__Aim__
Identify the lines that contain the word "党建网站", then copy them.

__Material supplied__
_____

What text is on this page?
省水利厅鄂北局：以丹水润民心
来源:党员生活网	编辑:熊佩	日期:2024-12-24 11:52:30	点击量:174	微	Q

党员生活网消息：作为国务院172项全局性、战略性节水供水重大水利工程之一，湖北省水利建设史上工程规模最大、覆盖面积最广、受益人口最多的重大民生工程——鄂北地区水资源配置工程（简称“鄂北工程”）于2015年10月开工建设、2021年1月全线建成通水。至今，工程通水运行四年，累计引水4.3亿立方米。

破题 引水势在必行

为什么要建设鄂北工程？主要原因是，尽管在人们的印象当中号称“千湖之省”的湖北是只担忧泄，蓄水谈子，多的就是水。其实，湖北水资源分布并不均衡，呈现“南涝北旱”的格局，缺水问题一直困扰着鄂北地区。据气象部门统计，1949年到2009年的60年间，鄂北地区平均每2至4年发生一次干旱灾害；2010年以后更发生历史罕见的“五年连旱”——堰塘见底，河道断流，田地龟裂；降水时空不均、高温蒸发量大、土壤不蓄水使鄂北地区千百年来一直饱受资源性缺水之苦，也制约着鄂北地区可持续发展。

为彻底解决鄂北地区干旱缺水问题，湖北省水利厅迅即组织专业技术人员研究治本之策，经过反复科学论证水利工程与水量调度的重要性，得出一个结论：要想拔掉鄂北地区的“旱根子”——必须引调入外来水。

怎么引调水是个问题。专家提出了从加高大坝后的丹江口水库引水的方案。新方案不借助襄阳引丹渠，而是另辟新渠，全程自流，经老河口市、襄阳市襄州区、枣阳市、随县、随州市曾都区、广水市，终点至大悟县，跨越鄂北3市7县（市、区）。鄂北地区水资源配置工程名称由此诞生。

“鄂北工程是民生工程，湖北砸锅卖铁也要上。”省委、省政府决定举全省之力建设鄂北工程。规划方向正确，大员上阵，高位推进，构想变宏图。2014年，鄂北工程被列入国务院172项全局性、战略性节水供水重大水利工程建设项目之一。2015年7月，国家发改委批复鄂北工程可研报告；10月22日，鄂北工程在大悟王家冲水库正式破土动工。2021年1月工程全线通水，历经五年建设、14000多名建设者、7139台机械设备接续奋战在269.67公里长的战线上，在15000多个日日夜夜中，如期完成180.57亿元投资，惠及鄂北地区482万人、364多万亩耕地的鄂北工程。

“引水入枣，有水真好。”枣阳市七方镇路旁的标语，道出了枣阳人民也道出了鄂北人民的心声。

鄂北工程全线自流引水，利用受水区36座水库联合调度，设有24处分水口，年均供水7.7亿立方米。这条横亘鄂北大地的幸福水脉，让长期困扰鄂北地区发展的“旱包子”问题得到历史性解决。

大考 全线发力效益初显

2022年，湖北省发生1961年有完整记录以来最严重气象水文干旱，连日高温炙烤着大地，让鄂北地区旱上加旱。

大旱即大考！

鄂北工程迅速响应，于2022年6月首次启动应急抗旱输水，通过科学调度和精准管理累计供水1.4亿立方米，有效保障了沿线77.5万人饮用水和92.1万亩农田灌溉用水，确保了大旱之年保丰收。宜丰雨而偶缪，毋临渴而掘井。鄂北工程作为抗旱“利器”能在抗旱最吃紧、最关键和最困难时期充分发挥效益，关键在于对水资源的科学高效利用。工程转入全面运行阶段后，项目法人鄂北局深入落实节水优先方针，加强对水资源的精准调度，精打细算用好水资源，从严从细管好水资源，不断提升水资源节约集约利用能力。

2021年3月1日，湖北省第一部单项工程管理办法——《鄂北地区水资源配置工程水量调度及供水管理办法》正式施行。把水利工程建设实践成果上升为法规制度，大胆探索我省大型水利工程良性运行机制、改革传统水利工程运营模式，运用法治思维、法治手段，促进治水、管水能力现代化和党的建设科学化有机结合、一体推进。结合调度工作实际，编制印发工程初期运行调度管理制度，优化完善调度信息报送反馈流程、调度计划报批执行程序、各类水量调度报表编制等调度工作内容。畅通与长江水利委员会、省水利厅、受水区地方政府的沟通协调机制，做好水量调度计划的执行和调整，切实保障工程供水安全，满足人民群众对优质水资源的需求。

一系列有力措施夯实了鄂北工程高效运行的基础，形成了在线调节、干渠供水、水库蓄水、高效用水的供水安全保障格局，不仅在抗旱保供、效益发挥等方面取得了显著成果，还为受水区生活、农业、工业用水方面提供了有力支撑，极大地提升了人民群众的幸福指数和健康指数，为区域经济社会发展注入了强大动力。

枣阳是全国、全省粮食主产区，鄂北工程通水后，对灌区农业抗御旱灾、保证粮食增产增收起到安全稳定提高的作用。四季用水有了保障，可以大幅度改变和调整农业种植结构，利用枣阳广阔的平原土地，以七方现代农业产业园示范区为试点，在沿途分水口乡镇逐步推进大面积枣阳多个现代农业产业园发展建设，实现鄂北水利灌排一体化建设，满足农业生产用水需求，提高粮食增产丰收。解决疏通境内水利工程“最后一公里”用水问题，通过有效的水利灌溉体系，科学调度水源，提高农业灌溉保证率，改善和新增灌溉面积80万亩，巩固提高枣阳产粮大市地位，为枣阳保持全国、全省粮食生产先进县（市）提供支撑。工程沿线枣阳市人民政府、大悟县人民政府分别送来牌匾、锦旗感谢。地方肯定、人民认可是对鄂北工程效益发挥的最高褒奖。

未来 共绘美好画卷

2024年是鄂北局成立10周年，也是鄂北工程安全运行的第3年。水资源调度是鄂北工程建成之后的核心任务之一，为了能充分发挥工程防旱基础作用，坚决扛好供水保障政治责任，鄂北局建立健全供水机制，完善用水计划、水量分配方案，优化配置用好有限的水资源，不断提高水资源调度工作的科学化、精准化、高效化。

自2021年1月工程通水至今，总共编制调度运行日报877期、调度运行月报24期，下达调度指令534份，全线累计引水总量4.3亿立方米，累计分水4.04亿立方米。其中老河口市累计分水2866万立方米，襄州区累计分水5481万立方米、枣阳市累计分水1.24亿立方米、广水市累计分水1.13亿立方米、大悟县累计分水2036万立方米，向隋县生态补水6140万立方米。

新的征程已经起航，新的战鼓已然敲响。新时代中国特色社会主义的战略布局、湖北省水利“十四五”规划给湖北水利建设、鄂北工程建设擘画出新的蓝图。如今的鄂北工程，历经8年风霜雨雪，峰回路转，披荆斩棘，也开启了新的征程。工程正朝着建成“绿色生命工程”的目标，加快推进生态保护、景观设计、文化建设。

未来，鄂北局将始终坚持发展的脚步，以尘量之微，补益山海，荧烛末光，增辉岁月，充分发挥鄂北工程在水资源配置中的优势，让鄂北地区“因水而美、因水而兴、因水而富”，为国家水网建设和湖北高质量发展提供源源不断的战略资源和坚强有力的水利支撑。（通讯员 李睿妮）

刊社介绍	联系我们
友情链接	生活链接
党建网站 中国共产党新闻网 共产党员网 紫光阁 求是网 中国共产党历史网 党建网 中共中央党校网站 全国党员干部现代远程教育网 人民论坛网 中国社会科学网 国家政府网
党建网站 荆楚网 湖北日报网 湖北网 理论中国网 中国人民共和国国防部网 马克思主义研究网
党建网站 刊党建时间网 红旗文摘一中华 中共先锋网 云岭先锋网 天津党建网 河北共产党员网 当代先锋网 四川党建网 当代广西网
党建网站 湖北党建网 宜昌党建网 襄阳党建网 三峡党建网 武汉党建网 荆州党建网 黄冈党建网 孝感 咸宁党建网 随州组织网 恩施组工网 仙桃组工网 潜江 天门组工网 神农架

_____

__Answer to the task__
党建网站 中国共产党新闻网 共产党员网 紫光阁 求是网 中国共产党历史网 党建网 中共中央党校网站 全国党员干部现代远程教育网 人民论坛网 中国社会科学网 国家政府网
党建网站 荆楚网 湖北日报网 湖北网 理论中国网 中国人民共和国国防部网 马克思主义研究网
党建网站 刊党建时间网 红旗文摘一中华 中共先锋网 云岭先锋网 天津党建网 河北共产党员网 当代先锋网 四川党建网 当代广西网
党建网站 湖北党建网 宜昌党建网 襄阳党建网 三峡党建网 武汉党建网 荆州党建网 黄冈党建网 孝感 咸宁党建网 随州组织网 恩施组工网 仙桃组工网 潜江 天门组工网 神农架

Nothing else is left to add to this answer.